<<<<

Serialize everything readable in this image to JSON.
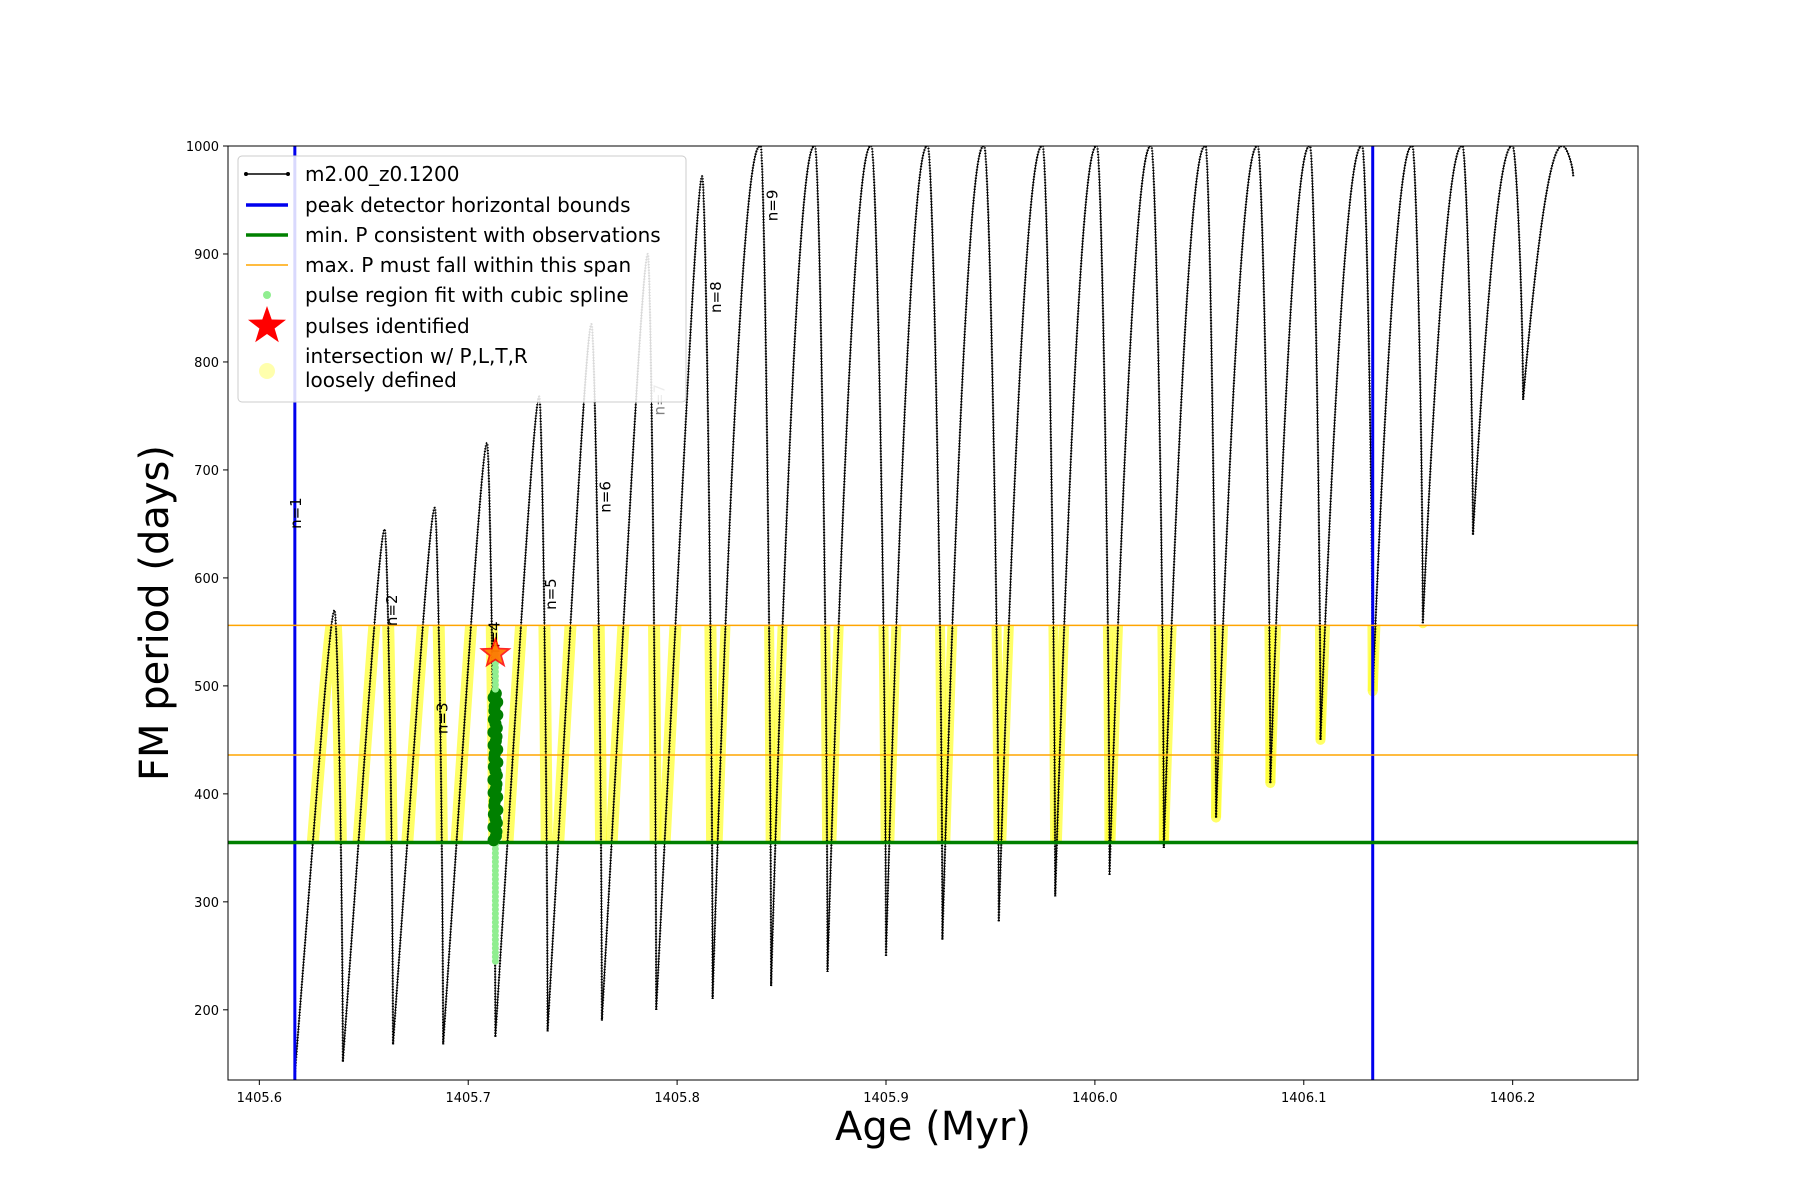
{
  "chart_data": {
    "type": "line",
    "xlabel": "Age (Myr)",
    "ylabel": "FM period (days)",
    "xlim": [
      1405.585,
      1406.26
    ],
    "ylim": [
      135,
      1000
    ],
    "xticks": [
      1405.6,
      1405.7,
      1405.8,
      1405.9,
      1406.0,
      1406.1,
      1406.2
    ],
    "xtick_labels": [
      "1405.6",
      "1405.7",
      "1405.8",
      "1405.9",
      "1406.0",
      "1406.1",
      "1406.2"
    ],
    "yticks": [
      200,
      300,
      400,
      500,
      600,
      700,
      800,
      900,
      1000
    ],
    "ytick_labels": [
      "200",
      "300",
      "400",
      "500",
      "600",
      "700",
      "800",
      "900",
      "1000"
    ],
    "grid": false,
    "legend_position": "top-left",
    "legend": [
      {
        "label": "m2.00_z0.1200",
        "kind": "line-marker",
        "color": "#000000"
      },
      {
        "label": "peak detector horizontal bounds",
        "kind": "line",
        "color": "#0000ee"
      },
      {
        "label": "min. P consistent with observations",
        "kind": "line",
        "color": "#008000"
      },
      {
        "label": "max. P must fall within this span",
        "kind": "line",
        "color": "#ffa500"
      },
      {
        "label": "pulse region fit with cubic spline",
        "kind": "dot",
        "color": "#90ee90"
      },
      {
        "label": "pulses identified",
        "kind": "star",
        "color": "#ff0000"
      },
      {
        "label": "intersection w/ P,L,T,R",
        "kind": "circle",
        "color": "#ffff99"
      },
      {
        "label": "loosely defined",
        "kind": "none",
        "color": "#ffff99"
      }
    ],
    "series": [
      {
        "name": "m2.00_z0.1200",
        "color": "#000000",
        "pulses": [
          {
            "x0": 1405.617,
            "x_peak": 1405.636,
            "x_end": 1405.64,
            "min": 140,
            "peak": 570,
            "end": 152
          },
          {
            "x0": 1405.64,
            "x_peak": 1405.66,
            "x_end": 1405.664,
            "min": 152,
            "peak": 645,
            "end": 168
          },
          {
            "x0": 1405.664,
            "x_peak": 1405.684,
            "x_end": 1405.688,
            "min": 168,
            "peak": 665,
            "end": 168
          },
          {
            "x0": 1405.688,
            "x_peak": 1405.709,
            "x_end": 1405.713,
            "min": 168,
            "peak": 725,
            "end": 175
          },
          {
            "x0": 1405.713,
            "x_peak": 1405.734,
            "x_end": 1405.738,
            "min": 175,
            "peak": 768,
            "end": 180
          },
          {
            "x0": 1405.738,
            "x_peak": 1405.759,
            "x_end": 1405.764,
            "min": 180,
            "peak": 835,
            "end": 190
          },
          {
            "x0": 1405.764,
            "x_peak": 1405.786,
            "x_end": 1405.79,
            "min": 190,
            "peak": 900,
            "end": 200
          },
          {
            "x0": 1405.79,
            "x_peak": 1405.812,
            "x_end": 1405.817,
            "min": 200,
            "peak": 972,
            "end": 210
          },
          {
            "x0": 1405.817,
            "x_peak": 1405.84,
            "x_end": 1405.845,
            "min": 210,
            "peak": 1000,
            "end": 222
          },
          {
            "x0": 1405.845,
            "x_peak": 1405.866,
            "x_end": 1405.872,
            "min": 222,
            "peak": 1000,
            "end": 235
          },
          {
            "x0": 1405.872,
            "x_peak": 1405.893,
            "x_end": 1405.9,
            "min": 235,
            "peak": 1000,
            "end": 250
          },
          {
            "x0": 1405.9,
            "x_peak": 1405.92,
            "x_end": 1405.927,
            "min": 250,
            "peak": 1000,
            "end": 265
          },
          {
            "x0": 1405.927,
            "x_peak": 1405.947,
            "x_end": 1405.954,
            "min": 265,
            "peak": 1000,
            "end": 282
          },
          {
            "x0": 1405.954,
            "x_peak": 1405.975,
            "x_end": 1405.981,
            "min": 282,
            "peak": 1000,
            "end": 305
          },
          {
            "x0": 1405.981,
            "x_peak": 1406.001,
            "x_end": 1406.007,
            "min": 305,
            "peak": 1000,
            "end": 325
          },
          {
            "x0": 1406.007,
            "x_peak": 1406.027,
            "x_end": 1406.033,
            "min": 325,
            "peak": 1000,
            "end": 350
          },
          {
            "x0": 1406.033,
            "x_peak": 1406.053,
            "x_end": 1406.058,
            "min": 350,
            "peak": 1000,
            "end": 378
          },
          {
            "x0": 1406.058,
            "x_peak": 1406.078,
            "x_end": 1406.084,
            "min": 378,
            "peak": 1000,
            "end": 410
          },
          {
            "x0": 1406.084,
            "x_peak": 1406.103,
            "x_end": 1406.108,
            "min": 410,
            "peak": 1000,
            "end": 450
          },
          {
            "x0": 1406.108,
            "x_peak": 1406.128,
            "x_end": 1406.133,
            "min": 450,
            "peak": 1000,
            "end": 495
          },
          {
            "x0": 1406.133,
            "x_peak": 1406.152,
            "x_end": 1406.157,
            "min": 495,
            "peak": 1000,
            "end": 558
          },
          {
            "x0": 1406.157,
            "x_peak": 1406.176,
            "x_end": 1406.181,
            "min": 558,
            "peak": 1000,
            "end": 640
          },
          {
            "x0": 1406.181,
            "x_peak": 1406.2,
            "x_end": 1406.205,
            "min": 640,
            "peak": 1000,
            "end": 765
          },
          {
            "x0": 1406.205,
            "x_peak": 1406.224,
            "x_end": 1406.229,
            "min": 765,
            "peak": 1000,
            "end": 972
          }
        ]
      },
      {
        "name": "peak detector horizontal bounds",
        "type": "vline",
        "color": "#0000ee",
        "x": [
          1405.617,
          1406.133
        ]
      },
      {
        "name": "min. P consistent with observations",
        "type": "hline",
        "color": "#008000",
        "y": 355
      },
      {
        "name": "max. P must fall within this span",
        "type": "hline",
        "color": "#ffa500",
        "y": [
          436,
          556
        ]
      },
      {
        "name": "pulse region fit with cubic spline",
        "color": "#90ee90",
        "x": 1405.713,
        "y_range": [
          245,
          530
        ],
        "dense_color": "#008000",
        "dense_y_range": [
          355,
          495
        ]
      },
      {
        "name": "pulses identified",
        "color": "#ff0000",
        "x": [
          1405.713
        ],
        "y": [
          530
        ]
      },
      {
        "name": "intersection w/ P,L,T,R",
        "color": "#ffff00",
        "y_range": [
          355,
          556
        ]
      }
    ],
    "annotations": [
      {
        "text": "n=1",
        "x": 1405.62,
        "y": 660
      },
      {
        "text": "n=2",
        "x": 1405.666,
        "y": 570
      },
      {
        "text": "n=3",
        "x": 1405.69,
        "y": 470
      },
      {
        "text": "n=4",
        "x": 1405.715,
        "y": 545
      },
      {
        "text": "n=5",
        "x": 1405.742,
        "y": 585
      },
      {
        "text": "n=6",
        "x": 1405.768,
        "y": 675
      },
      {
        "text": "n=7",
        "x": 1405.794,
        "y": 765
      },
      {
        "text": "n=8",
        "x": 1405.821,
        "y": 860
      },
      {
        "text": "n=9",
        "x": 1405.848,
        "y": 945
      }
    ]
  }
}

>>>>

== Description of the task ==
Some lines of the data above may hold the word "span"; report how many do, and nothing else.

== The answer ==
2